» Exercise goal
Write out all of the data exactly as it appears.

---------- Dataset entries ----------

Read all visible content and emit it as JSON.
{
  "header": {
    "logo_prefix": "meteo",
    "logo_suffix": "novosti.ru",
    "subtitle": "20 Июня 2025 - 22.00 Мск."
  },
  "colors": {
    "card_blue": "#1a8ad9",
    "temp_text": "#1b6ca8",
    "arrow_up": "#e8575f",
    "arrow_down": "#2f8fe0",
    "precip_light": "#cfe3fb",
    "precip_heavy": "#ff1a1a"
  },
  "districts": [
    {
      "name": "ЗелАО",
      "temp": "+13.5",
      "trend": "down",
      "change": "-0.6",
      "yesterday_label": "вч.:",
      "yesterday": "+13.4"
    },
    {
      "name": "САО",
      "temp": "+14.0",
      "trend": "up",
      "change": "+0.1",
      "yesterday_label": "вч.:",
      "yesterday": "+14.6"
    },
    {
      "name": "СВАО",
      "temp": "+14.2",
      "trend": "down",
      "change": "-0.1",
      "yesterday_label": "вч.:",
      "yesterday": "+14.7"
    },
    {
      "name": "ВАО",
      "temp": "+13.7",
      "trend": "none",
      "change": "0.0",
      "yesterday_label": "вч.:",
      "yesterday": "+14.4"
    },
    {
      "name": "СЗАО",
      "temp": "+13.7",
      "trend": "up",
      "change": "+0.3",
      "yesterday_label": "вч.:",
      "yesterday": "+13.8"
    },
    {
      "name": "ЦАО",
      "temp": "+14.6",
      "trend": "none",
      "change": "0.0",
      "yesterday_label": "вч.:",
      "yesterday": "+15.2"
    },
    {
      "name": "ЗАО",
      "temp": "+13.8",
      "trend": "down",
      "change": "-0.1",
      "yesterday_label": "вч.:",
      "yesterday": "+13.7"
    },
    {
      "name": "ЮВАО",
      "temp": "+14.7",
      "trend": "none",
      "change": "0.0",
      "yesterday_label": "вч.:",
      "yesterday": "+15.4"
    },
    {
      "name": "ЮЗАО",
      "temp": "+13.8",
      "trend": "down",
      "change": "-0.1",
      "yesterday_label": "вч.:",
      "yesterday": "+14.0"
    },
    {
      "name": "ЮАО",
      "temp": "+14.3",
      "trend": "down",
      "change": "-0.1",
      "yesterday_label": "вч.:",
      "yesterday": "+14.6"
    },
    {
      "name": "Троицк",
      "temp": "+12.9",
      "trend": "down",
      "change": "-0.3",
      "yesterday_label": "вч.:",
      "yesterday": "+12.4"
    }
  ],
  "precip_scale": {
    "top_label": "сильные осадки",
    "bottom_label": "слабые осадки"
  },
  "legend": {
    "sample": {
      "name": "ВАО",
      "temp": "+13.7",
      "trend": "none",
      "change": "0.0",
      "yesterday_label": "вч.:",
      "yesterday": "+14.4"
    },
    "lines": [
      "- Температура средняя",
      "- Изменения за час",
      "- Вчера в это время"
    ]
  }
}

----------

» Solved exercise
Read all visible content and emit it as JSON.
{
  "header": {
    "logo_prefix": "meteo",
    "logo_suffix": "novosti.ru",
    "subtitle": "20 Июня 2025 - 22.00 Мск."
  },
  "colors": {
    "card_blue": "#1a8ad9",
    "temp_text": "#1b6ca8",
    "arrow_up": "#e8575f",
    "arrow_down": "#2f8fe0",
    "precip_light": "#cfe3fb",
    "precip_heavy": "#ff1a1a"
  },
  "districts": [
    {
      "name": "ЗелАО",
      "temp": "+13.5",
      "trend": "down",
      "change": "-0.6",
      "yesterday_label": "вч.:",
      "yesterday": "+13.4"
    },
    {
      "name": "САО",
      "temp": "+14.0",
      "trend": "up",
      "change": "+0.1",
      "yesterday_label": "вч.:",
      "yesterday": "+14.6"
    },
    {
      "name": "СВАО",
      "temp": "+14.2",
      "trend": "down",
      "change": "-0.1",
      "yesterday_label": "вч.:",
      "yesterday": "+14.7"
    },
    {
      "name": "ВАО",
      "temp": "+13.7",
      "trend": "none",
      "change": "0.0",
      "yesterday_label": "вч.:",
      "yesterday": "+14.4"
    },
    {
      "name": "СЗАО",
      "temp": "+13.7",
      "trend": "up",
      "change": "+0.3",
      "yesterday_label": "вч.:",
      "yesterday": "+13.8"
    },
    {
      "name": "ЦАО",
      "temp": "+14.6",
      "trend": "none",
      "change": "0.0",
      "yesterday_label": "вч.:",
      "yesterday": "+15.2"
    },
    {
      "name": "ЗАО",
      "temp": "+13.8",
      "trend": "down",
      "change": "-0.1",
      "yesterday_label": "вч.:",
      "yesterday": "+13.7"
    },
    {
      "name": "ЮВАО",
      "temp": "+14.7",
      "trend": "none",
      "change": "0.0",
      "yesterday_label": "вч.:",
      "yesterday": "+15.4"
    },
    {
      "name": "ЮЗАО",
      "temp": "+13.8",
      "trend": "down",
      "change": "-0.1",
      "yesterday_label": "вч.:",
      "yesterday": "+14.0"
    },
    {
      "name": "ЮАО",
      "temp": "+14.3",
      "trend": "down",
      "change": "-0.1",
      "yesterday_label": "вч.:",
      "yesterday": "+14.6"
    },
    {
      "name": "Троицк",
      "temp": "+12.9",
      "trend": "down",
      "change": "-0.3",
      "yesterday_label": "вч.:",
      "yesterday": "+12.4"
    }
  ],
  "precip_scale": {
    "top_label": "сильные осадки",
    "bottom_label": "слабые осадки"
  },
  "legend": {
    "sample": {
      "name": "ВАО",
      "temp": "+13.7",
      "trend": "none",
      "change": "0.0",
      "yesterday_label": "вч.:",
      "yesterday": "+14.4"
    },
    "lines": [
      "- Температура средняя",
      "- Изменения за час",
      "- Вчера в это время"
    ]
  }
}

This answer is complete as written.